Excerpts from a layout annotation set
- - - -
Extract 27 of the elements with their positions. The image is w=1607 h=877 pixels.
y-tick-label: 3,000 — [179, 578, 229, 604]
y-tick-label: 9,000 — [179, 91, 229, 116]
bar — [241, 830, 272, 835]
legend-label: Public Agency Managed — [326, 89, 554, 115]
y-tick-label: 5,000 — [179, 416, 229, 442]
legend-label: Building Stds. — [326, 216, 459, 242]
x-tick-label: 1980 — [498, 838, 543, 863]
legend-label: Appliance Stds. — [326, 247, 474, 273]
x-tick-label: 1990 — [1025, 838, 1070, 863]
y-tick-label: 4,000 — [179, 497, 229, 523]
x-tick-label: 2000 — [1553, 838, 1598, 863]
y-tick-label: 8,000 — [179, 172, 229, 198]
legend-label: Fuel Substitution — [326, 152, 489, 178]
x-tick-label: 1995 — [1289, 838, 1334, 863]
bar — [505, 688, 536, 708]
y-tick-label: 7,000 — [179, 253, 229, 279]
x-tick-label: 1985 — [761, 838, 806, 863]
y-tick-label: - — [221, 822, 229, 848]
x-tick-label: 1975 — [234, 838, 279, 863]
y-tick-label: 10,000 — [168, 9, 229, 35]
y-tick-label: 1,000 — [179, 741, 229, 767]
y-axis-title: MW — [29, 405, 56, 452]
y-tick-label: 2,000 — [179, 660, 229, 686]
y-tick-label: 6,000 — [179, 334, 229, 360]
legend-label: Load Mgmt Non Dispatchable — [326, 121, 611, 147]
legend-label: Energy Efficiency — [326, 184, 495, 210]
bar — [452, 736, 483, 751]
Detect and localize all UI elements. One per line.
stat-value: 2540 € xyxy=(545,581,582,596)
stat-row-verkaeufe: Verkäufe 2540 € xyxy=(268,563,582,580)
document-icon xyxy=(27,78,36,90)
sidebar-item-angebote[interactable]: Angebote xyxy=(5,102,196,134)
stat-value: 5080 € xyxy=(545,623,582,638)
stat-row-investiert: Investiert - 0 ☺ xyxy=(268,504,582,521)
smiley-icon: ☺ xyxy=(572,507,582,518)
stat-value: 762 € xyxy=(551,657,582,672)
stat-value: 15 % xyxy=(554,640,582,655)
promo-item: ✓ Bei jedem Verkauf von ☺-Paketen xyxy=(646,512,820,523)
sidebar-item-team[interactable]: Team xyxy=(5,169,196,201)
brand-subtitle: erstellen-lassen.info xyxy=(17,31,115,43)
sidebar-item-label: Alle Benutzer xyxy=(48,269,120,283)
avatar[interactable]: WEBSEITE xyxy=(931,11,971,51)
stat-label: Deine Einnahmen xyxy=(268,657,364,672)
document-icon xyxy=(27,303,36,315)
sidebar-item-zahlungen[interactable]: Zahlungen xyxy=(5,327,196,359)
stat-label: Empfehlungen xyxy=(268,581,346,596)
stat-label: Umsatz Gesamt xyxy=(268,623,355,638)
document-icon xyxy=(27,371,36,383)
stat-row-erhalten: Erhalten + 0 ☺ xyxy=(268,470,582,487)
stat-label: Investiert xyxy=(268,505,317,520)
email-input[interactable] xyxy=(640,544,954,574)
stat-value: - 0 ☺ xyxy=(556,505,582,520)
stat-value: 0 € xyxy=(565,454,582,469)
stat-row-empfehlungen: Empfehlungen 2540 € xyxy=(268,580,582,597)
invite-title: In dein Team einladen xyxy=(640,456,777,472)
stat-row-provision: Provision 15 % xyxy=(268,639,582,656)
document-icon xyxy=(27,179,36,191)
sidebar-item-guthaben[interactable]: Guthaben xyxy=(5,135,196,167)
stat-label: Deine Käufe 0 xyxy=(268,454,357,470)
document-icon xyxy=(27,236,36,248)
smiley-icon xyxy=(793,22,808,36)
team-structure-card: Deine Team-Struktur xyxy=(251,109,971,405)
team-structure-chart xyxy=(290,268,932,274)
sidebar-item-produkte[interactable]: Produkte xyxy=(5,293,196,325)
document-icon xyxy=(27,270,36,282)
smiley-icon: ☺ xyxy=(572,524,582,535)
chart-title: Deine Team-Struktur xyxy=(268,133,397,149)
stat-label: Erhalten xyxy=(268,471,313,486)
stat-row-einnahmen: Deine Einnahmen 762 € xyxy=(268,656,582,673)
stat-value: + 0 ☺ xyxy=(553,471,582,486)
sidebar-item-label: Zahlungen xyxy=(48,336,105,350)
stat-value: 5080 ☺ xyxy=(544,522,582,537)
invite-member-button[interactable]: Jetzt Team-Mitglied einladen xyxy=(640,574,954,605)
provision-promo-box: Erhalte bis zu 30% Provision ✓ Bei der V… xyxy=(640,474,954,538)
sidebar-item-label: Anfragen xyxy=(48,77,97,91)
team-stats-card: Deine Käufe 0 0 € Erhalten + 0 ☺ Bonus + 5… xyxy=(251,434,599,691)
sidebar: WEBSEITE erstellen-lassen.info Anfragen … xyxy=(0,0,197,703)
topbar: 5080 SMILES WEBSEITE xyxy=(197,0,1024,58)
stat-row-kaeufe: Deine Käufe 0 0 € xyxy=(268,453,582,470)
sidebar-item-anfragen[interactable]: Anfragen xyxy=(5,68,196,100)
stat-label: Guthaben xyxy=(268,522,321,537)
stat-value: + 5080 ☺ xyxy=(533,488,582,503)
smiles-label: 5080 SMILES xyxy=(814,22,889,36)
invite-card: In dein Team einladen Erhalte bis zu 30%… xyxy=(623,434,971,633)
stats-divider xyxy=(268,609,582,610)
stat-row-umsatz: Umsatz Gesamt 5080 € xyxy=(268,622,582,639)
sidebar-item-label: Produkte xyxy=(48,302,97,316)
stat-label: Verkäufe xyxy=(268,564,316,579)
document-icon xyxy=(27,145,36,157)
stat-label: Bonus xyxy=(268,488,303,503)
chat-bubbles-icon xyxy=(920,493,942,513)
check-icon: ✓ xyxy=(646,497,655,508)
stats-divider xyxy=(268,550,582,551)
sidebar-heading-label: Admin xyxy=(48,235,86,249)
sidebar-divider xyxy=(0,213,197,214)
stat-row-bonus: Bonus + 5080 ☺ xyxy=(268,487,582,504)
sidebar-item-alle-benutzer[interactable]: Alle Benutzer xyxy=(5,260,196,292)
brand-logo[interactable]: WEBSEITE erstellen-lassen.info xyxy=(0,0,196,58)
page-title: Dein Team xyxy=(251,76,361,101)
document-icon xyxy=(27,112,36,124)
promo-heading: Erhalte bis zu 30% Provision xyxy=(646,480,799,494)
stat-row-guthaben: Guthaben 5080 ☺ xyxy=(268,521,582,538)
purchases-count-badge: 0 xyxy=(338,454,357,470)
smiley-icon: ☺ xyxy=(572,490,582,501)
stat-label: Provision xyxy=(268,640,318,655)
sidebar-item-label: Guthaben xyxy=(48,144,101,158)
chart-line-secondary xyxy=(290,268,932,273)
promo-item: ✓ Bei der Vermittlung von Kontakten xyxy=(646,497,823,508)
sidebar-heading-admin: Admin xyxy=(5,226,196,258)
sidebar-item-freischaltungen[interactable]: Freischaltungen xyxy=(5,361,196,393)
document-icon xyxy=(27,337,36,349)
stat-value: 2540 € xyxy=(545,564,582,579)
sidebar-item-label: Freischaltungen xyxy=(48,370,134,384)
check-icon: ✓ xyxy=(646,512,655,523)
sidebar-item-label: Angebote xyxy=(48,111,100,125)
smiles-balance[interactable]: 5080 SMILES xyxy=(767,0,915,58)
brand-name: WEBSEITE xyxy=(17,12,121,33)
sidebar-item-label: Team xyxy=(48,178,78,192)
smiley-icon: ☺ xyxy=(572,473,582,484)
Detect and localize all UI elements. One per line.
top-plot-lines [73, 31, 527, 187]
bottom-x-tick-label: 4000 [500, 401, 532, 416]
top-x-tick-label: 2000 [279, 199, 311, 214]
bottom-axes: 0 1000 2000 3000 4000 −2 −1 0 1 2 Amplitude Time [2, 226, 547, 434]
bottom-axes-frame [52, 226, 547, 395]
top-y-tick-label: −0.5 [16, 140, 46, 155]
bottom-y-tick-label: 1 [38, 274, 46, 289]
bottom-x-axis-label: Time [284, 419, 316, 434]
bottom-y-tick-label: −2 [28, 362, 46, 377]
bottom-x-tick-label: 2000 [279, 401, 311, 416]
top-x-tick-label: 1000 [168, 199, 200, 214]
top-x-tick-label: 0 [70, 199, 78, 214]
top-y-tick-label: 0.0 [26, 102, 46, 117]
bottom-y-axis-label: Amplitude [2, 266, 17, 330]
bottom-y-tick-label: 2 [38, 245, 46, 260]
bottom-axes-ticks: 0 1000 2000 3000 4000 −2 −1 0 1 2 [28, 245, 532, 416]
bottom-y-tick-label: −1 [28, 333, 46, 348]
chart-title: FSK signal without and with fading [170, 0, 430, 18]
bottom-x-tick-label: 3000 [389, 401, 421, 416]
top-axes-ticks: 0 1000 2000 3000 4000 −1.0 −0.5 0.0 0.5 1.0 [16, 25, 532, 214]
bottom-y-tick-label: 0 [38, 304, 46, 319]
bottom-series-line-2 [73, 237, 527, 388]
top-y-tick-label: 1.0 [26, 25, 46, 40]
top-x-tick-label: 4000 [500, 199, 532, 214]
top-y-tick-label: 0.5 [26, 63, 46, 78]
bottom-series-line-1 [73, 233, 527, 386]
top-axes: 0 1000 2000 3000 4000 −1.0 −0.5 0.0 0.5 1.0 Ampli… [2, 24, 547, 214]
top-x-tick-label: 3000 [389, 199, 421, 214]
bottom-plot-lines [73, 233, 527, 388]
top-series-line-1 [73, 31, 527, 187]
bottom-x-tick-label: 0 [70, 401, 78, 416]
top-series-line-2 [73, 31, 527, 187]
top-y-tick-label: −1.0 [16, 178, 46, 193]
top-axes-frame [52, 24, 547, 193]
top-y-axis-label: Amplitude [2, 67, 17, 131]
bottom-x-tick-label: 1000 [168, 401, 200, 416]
- - - -
- **Set problem**
Copy out every line of the records word for word, from the very first line down to the line containing "x-tick-label: 1980 — [498, 838, 543, 863]", with both of those lines included.

- **Written answer**
Extract 27 of the elements with their positions. The image is w=1607 h=877 pixels.
y-tick-label: 3,000 — [179, 578, 229, 604]
y-tick-label: 9,000 — [179, 91, 229, 116]
bar — [241, 830, 272, 835]
legend-label: Public Agency Managed — [326, 89, 554, 115]
y-tick-label: 5,000 — [179, 416, 229, 442]
legend-label: Building Stds. — [326, 216, 459, 242]
x-tick-label: 1980 — [498, 838, 543, 863]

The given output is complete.